_Provided records_:

>>>

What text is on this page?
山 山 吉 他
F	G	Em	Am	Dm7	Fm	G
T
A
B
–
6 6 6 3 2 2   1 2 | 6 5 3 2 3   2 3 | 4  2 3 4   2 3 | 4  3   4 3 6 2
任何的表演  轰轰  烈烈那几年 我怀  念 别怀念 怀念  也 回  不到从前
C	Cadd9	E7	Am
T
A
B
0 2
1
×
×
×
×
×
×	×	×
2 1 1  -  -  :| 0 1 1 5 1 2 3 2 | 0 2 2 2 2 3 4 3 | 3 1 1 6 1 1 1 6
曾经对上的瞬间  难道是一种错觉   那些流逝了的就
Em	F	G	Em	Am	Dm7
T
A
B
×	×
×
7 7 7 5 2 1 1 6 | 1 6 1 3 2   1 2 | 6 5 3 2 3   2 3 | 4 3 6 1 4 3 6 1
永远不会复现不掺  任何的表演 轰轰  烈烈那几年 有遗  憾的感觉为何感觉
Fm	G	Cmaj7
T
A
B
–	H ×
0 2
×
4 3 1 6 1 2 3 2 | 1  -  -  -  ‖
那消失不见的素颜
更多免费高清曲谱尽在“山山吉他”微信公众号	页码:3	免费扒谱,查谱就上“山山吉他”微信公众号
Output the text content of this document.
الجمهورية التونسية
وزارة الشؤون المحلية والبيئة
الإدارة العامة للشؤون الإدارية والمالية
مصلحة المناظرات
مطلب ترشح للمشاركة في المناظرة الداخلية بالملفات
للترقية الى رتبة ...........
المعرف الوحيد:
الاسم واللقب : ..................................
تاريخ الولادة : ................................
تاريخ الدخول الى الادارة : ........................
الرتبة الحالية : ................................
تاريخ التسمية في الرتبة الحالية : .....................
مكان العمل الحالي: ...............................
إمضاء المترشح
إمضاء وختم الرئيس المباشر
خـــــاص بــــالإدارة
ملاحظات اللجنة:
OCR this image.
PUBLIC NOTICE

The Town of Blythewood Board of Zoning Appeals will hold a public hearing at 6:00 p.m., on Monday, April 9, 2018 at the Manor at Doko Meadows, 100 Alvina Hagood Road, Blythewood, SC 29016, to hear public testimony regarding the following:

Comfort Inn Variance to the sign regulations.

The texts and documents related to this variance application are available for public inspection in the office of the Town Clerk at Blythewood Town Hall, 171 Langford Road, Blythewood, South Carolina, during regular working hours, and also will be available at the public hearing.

<<<

_Your objective_:
Everything from the line containing "OCR this image." to the last line of the entries above should be quoted exactly, and only that.

_Result below_:
OCR this image.
PUBLIC NOTICE

The Town of Blythewood Board of Zoning Appeals will hold a public hearing at 6:00 p.m., on Monday, April 9, 2018 at the Manor at Doko Meadows, 100 Alvina Hagood Road, Blythewood, SC 29016, to hear public testimony regarding the following:

Comfort Inn Variance to the sign regulations.

The texts and documents related to this variance application are available for public inspection in the office of the Town Clerk at Blythewood Town Hall, 171 Langford Road, Blythewood, South Carolina, during regular working hours, and also will be available at the public hearing.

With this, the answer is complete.